* Start *
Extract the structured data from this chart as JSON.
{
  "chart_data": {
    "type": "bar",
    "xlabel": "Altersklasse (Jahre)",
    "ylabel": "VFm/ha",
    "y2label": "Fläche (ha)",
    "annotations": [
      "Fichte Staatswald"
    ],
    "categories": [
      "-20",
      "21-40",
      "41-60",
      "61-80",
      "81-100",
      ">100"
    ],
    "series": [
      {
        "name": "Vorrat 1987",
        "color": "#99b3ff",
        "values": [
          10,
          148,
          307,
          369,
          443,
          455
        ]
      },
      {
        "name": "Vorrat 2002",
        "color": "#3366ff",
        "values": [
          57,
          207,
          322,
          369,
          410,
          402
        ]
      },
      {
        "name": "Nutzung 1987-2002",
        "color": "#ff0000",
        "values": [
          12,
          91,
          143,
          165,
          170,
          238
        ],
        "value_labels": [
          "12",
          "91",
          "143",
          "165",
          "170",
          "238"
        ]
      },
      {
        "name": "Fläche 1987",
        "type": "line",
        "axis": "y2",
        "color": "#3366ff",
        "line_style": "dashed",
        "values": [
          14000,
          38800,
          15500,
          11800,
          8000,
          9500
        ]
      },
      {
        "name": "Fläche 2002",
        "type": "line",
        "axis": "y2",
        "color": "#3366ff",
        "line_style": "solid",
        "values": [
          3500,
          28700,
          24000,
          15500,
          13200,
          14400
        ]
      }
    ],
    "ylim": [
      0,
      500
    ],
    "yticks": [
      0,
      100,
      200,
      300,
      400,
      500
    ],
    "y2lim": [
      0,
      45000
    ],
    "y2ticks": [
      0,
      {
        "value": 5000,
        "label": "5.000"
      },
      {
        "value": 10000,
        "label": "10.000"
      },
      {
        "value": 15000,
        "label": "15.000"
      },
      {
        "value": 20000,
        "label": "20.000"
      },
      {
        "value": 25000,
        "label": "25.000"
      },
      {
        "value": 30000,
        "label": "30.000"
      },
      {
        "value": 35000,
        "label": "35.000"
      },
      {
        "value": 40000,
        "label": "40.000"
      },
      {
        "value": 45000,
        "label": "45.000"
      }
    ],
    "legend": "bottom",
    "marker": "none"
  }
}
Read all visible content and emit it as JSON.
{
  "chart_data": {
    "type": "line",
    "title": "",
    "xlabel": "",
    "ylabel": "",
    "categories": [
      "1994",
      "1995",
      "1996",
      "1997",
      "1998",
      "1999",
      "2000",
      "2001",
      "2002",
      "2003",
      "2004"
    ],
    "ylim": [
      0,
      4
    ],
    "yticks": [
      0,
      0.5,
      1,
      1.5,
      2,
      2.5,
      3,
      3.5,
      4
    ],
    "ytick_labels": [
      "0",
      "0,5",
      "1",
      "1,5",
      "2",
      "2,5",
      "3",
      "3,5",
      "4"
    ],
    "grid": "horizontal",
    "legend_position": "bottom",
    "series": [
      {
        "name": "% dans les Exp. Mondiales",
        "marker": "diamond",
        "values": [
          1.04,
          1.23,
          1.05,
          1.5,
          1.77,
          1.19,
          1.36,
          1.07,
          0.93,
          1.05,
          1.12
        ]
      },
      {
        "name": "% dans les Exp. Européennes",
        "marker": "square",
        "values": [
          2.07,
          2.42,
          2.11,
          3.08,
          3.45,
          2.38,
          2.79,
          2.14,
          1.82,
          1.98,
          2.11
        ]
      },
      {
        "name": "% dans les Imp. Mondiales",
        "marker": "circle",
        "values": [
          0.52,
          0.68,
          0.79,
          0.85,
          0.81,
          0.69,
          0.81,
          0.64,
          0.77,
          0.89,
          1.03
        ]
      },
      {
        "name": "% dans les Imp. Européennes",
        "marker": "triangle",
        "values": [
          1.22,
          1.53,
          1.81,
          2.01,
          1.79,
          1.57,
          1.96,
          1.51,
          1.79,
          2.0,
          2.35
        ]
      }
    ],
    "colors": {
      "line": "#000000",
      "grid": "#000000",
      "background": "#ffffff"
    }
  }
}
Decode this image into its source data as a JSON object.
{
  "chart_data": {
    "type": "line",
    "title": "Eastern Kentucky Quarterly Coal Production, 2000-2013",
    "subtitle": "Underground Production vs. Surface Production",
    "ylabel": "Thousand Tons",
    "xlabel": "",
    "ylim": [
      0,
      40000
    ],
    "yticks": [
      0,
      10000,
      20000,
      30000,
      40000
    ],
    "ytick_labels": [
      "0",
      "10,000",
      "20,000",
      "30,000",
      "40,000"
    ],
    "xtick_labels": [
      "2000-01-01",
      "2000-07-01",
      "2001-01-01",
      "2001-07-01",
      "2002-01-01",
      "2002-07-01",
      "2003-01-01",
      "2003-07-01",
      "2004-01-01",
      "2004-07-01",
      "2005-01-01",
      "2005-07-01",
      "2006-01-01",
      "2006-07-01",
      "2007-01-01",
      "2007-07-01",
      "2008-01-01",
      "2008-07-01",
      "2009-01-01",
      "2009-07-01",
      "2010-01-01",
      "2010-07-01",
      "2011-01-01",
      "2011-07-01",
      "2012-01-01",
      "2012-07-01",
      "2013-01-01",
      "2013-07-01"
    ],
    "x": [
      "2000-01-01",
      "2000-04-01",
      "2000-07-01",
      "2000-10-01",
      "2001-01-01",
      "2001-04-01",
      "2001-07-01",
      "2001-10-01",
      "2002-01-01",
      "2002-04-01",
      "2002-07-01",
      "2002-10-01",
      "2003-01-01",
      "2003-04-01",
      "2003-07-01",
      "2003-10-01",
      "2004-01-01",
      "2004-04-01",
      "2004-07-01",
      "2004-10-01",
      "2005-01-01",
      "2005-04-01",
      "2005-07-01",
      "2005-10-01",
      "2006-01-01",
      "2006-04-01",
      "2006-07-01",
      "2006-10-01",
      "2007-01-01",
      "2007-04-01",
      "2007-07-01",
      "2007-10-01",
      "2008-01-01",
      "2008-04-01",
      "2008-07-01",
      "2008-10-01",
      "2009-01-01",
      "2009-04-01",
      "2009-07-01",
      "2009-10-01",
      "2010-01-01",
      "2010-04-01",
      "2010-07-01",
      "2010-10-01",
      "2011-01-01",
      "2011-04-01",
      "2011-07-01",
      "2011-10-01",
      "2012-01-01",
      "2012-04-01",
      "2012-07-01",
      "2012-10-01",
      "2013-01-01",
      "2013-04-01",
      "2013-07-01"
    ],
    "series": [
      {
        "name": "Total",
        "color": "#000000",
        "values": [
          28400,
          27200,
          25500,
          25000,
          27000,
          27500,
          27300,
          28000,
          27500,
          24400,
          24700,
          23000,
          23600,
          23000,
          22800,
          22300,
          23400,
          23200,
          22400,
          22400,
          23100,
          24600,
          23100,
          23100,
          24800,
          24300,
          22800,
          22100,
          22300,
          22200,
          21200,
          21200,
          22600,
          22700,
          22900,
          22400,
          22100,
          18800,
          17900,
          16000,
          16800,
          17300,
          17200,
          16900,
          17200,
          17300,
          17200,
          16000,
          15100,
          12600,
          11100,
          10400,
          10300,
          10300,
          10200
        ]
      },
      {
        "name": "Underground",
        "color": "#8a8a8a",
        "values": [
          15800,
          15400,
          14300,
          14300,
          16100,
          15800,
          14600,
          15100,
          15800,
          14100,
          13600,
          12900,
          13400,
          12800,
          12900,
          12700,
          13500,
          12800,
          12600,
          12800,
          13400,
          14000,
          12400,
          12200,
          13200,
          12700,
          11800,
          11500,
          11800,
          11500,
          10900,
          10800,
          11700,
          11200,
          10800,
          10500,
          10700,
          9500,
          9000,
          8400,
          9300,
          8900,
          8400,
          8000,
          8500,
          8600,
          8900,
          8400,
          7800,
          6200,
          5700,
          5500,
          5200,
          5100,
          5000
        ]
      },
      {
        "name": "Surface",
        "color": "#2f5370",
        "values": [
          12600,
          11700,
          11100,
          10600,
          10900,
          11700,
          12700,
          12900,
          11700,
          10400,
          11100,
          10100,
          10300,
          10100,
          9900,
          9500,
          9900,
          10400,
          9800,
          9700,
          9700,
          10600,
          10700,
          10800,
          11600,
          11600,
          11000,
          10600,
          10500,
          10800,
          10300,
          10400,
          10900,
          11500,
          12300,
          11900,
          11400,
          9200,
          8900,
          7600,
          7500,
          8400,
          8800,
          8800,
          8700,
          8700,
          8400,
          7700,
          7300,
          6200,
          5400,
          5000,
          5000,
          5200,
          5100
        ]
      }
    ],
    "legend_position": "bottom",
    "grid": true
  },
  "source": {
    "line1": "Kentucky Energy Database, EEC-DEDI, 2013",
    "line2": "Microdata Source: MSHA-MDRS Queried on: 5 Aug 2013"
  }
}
* End *
● What you need to do:
Find the lines that include the string "name", then copy each of them.

● Solution:
        "name": "Vorrat 1987",
        "name": "Vorrat 2002",
        "name": "Nutzung 1987-2002",
        "name": "Fläche 1987",
        "name": "Fläche 2002",
        "name": "% dans les Exp. Mondiales",
        "name": "% dans les Exp. Européennes",
        "name": "% dans les Imp. Mondiales",
        "name": "% dans les Imp. Européennes",
        "name": "Total",
        "name": "Underground",
        "name": "Surface",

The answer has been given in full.